### SHORT EXERCISE
Select all lines with the string "REIL" in them, and copy those lines.

### RECORD EXTRACTS
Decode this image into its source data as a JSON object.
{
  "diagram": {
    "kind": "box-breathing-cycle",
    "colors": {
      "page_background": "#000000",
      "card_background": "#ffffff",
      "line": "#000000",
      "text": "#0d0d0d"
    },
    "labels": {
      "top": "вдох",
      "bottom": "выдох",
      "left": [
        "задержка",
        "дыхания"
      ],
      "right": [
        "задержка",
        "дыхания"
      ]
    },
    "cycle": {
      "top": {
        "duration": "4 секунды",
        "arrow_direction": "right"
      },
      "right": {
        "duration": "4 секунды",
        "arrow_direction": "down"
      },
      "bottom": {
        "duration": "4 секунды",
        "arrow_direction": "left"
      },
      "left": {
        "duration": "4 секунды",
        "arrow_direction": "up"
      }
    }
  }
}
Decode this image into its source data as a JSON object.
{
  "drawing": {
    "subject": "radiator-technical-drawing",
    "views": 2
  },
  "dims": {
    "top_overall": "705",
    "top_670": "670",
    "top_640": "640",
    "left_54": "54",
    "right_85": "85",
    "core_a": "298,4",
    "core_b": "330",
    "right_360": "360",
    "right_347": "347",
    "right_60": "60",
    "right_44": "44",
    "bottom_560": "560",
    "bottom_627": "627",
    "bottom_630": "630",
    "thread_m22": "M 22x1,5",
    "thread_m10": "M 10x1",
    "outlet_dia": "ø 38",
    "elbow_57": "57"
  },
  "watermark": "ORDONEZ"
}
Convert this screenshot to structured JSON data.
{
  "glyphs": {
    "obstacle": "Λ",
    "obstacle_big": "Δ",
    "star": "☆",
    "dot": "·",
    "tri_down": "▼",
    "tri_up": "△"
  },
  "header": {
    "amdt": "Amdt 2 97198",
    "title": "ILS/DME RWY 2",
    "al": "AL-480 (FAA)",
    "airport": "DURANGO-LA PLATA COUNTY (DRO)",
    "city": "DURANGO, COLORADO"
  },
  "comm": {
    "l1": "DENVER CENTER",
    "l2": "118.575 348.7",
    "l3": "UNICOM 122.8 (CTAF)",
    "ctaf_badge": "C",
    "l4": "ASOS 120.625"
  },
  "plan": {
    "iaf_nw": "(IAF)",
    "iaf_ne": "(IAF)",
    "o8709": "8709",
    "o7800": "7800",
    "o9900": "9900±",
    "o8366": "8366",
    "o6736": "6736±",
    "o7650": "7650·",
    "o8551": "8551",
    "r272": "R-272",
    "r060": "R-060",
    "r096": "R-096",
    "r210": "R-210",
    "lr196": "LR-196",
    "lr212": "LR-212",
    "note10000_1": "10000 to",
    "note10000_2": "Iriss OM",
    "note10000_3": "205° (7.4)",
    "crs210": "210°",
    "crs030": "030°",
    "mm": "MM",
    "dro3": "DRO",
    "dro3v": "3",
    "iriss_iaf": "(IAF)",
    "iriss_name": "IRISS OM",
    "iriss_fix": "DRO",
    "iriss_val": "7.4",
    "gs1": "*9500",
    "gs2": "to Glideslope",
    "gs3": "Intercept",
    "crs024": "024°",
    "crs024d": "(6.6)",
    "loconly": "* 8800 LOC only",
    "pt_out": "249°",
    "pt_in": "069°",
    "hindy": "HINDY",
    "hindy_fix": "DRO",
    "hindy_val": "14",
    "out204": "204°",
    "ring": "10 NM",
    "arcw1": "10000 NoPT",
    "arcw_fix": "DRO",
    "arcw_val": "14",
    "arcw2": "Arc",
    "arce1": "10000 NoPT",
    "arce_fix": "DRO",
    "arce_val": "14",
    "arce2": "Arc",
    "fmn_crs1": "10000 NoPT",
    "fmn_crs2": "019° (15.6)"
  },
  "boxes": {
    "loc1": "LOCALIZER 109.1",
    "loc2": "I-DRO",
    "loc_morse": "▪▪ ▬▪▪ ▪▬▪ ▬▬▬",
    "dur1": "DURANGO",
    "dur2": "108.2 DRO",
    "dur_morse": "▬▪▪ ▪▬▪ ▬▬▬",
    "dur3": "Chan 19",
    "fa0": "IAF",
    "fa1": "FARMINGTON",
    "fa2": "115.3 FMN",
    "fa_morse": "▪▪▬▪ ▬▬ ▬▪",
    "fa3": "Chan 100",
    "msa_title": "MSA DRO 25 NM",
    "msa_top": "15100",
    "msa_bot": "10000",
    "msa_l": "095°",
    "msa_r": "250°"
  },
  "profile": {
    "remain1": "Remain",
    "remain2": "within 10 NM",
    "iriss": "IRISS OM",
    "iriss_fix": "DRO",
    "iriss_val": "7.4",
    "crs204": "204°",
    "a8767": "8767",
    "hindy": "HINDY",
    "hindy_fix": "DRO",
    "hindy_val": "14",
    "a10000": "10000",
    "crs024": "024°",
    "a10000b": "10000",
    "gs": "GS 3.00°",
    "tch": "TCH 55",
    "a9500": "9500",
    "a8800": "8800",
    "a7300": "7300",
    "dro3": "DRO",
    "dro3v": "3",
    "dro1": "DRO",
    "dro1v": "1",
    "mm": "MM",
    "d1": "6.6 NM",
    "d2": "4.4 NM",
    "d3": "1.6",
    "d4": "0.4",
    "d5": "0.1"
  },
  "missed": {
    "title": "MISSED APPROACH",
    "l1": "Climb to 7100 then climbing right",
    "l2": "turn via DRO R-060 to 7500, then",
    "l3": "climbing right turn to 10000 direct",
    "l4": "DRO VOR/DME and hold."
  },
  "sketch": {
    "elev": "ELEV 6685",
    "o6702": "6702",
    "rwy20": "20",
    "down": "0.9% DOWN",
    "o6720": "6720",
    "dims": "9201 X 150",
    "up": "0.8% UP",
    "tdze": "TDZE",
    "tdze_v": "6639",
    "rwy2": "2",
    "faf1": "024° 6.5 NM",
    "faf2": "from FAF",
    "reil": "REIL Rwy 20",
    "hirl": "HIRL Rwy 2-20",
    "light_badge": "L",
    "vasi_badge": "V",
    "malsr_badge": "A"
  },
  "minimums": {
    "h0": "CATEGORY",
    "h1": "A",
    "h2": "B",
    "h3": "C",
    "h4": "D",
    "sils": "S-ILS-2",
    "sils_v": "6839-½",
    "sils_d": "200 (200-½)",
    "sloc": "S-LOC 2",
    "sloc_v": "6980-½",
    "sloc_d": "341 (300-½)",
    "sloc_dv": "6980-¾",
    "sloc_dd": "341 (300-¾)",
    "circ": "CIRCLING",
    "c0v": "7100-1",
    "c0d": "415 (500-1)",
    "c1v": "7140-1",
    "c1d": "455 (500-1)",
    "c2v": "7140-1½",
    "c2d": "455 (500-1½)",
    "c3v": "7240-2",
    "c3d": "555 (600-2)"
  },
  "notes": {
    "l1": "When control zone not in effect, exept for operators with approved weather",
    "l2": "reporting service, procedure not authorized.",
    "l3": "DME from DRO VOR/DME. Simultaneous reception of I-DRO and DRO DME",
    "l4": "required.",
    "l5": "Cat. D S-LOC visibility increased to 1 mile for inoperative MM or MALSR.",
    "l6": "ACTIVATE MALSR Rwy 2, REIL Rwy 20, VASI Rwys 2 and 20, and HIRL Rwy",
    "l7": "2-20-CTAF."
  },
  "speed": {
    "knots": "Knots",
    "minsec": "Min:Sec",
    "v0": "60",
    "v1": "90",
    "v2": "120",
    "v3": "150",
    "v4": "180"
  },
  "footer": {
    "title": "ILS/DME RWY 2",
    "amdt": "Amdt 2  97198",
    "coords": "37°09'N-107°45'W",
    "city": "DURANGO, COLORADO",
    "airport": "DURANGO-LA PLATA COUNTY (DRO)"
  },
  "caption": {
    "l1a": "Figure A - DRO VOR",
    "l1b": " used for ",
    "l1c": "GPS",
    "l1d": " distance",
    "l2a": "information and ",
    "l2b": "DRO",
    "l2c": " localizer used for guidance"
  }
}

### EXERCISE RESULT
    "reil": "REIL Rwy 20",
    "l6": "ACTIVATE MALSR Rwy 2, REIL Rwy 20, VASI Rwys 2 and 20, and HIRL Rwy",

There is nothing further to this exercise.